Exercise ▸ Your task is to copy the listing exactly. Drop any pictures from the copy.

Extracted records:
☆ ☆ ☆ ☆ ☆
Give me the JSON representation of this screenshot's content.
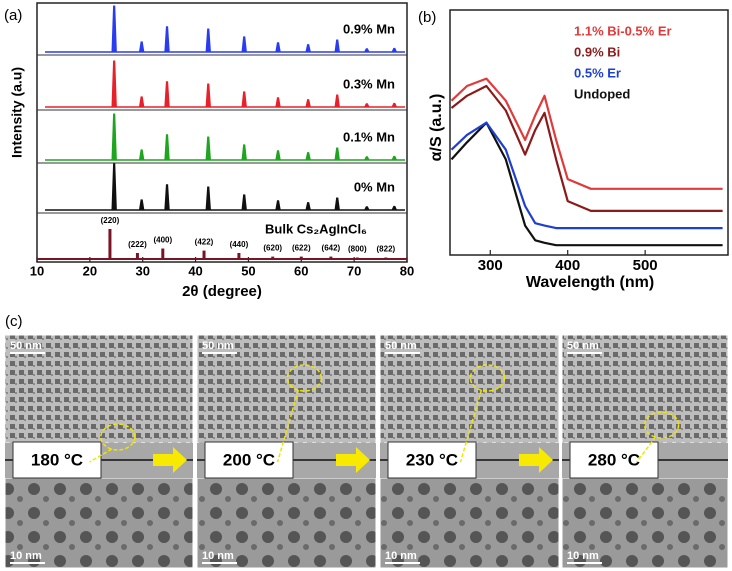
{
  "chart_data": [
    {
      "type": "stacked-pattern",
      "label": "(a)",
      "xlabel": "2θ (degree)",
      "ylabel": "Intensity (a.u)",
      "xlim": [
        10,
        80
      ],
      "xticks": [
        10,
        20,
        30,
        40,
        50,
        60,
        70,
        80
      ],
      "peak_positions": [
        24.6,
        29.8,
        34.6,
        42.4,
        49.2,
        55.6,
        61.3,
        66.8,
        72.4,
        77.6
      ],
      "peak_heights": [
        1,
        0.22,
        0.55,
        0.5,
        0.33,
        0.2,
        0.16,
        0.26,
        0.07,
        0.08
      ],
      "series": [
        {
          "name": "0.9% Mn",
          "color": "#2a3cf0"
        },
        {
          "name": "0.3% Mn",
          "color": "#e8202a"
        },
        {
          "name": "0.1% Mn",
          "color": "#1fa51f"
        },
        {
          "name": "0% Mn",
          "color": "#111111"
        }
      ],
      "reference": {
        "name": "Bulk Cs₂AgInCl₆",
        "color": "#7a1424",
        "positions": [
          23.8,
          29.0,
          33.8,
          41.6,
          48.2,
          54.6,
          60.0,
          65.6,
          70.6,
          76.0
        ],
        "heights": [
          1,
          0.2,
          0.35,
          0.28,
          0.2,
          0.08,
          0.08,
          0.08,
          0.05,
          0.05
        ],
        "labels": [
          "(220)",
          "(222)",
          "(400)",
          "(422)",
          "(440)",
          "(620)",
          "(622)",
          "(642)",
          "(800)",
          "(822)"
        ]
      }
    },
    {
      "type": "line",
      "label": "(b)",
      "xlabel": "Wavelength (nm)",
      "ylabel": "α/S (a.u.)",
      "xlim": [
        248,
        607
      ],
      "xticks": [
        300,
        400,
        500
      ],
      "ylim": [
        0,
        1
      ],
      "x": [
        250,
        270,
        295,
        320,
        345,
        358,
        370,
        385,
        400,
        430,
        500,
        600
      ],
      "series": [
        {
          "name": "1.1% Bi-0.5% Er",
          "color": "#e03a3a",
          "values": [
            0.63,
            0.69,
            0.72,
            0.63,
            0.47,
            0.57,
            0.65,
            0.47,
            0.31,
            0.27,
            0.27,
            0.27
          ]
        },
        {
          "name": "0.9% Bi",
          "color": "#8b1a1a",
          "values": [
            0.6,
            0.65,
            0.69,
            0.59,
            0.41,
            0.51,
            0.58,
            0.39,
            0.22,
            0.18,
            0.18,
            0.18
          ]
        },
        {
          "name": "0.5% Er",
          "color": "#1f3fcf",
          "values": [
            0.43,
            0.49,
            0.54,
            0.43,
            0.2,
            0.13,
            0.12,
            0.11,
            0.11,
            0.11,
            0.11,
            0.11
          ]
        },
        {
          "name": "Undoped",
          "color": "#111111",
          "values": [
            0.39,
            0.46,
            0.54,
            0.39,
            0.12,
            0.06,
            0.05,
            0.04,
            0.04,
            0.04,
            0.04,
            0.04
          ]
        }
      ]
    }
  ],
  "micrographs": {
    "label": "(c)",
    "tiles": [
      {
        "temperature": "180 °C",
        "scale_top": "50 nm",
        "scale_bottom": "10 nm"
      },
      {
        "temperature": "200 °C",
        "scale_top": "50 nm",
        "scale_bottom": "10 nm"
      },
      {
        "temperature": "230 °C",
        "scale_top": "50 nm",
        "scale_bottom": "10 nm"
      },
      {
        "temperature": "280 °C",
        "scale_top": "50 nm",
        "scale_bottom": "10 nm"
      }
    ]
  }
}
☆ ☆ ☆ ☆ ☆
The completed task ▸
Give me the JSON representation of this screenshot's content.
{
  "chart_data": [
    {
      "type": "stacked-pattern",
      "label": "(a)",
      "xlabel": "2θ (degree)",
      "ylabel": "Intensity (a.u)",
      "xlim": [
        10,
        80
      ],
      "xticks": [
        10,
        20,
        30,
        40,
        50,
        60,
        70,
        80
      ],
      "peak_positions": [
        24.6,
        29.8,
        34.6,
        42.4,
        49.2,
        55.6,
        61.3,
        66.8,
        72.4,
        77.6
      ],
      "peak_heights": [
        1,
        0.22,
        0.55,
        0.5,
        0.33,
        0.2,
        0.16,
        0.26,
        0.07,
        0.08
      ],
      "series": [
        {
          "name": "0.9% Mn",
          "color": "#2a3cf0"
        },
        {
          "name": "0.3% Mn",
          "color": "#e8202a"
        },
        {
          "name": "0.1% Mn",
          "color": "#1fa51f"
        },
        {
          "name": "0% Mn",
          "color": "#111111"
        }
      ],
      "reference": {
        "name": "Bulk Cs₂AgInCl₆",
        "color": "#7a1424",
        "positions": [
          23.8,
          29.0,
          33.8,
          41.6,
          48.2,
          54.6,
          60.0,
          65.6,
          70.6,
          76.0
        ],
        "heights": [
          1,
          0.2,
          0.35,
          0.28,
          0.2,
          0.08,
          0.08,
          0.08,
          0.05,
          0.05
        ],
        "labels": [
          "(220)",
          "(222)",
          "(400)",
          "(422)",
          "(440)",
          "(620)",
          "(622)",
          "(642)",
          "(800)",
          "(822)"
        ]
      }
    },
    {
      "type": "line",
      "label": "(b)",
      "xlabel": "Wavelength (nm)",
      "ylabel": "α/S (a.u.)",
      "xlim": [
        248,
        607
      ],
      "xticks": [
        300,
        400,
        500
      ],
      "ylim": [
        0,
        1
      ],
      "x": [
        250,
        270,
        295,
        320,
        345,
        358,
        370,
        385,
        400,
        430,
        500,
        600
      ],
      "series": [
        {
          "name": "1.1% Bi-0.5% Er",
          "color": "#e03a3a",
          "values": [
            0.63,
            0.69,
            0.72,
            0.63,
            0.47,
            0.57,
            0.65,
            0.47,
            0.31,
            0.27,
            0.27,
            0.27
          ]
        },
        {
          "name": "0.9% Bi",
          "color": "#8b1a1a",
          "values": [
            0.6,
            0.65,
            0.69,
            0.59,
            0.41,
            0.51,
            0.58,
            0.39,
            0.22,
            0.18,
            0.18,
            0.18
          ]
        },
        {
          "name": "0.5% Er",
          "color": "#1f3fcf",
          "values": [
            0.43,
            0.49,
            0.54,
            0.43,
            0.2,
            0.13,
            0.12,
            0.11,
            0.11,
            0.11,
            0.11,
            0.11
          ]
        },
        {
          "name": "Undoped",
          "color": "#111111",
          "values": [
            0.39,
            0.46,
            0.54,
            0.39,
            0.12,
            0.06,
            0.05,
            0.04,
            0.04,
            0.04,
            0.04,
            0.04
          ]
        }
      ]
    }
  ],
  "micrographs": {
    "label": "(c)",
    "tiles": [
      {
        "temperature": "180 °C",
        "scale_top": "50 nm",
        "scale_bottom": "10 nm"
      },
      {
        "temperature": "200 °C",
        "scale_top": "50 nm",
        "scale_bottom": "10 nm"
      },
      {
        "temperature": "230 °C",
        "scale_top": "50 nm",
        "scale_bottom": "10 nm"
      },
      {
        "temperature": "280 °C",
        "scale_top": "50 nm",
        "scale_bottom": "10 nm"
      }
    ]
  }
}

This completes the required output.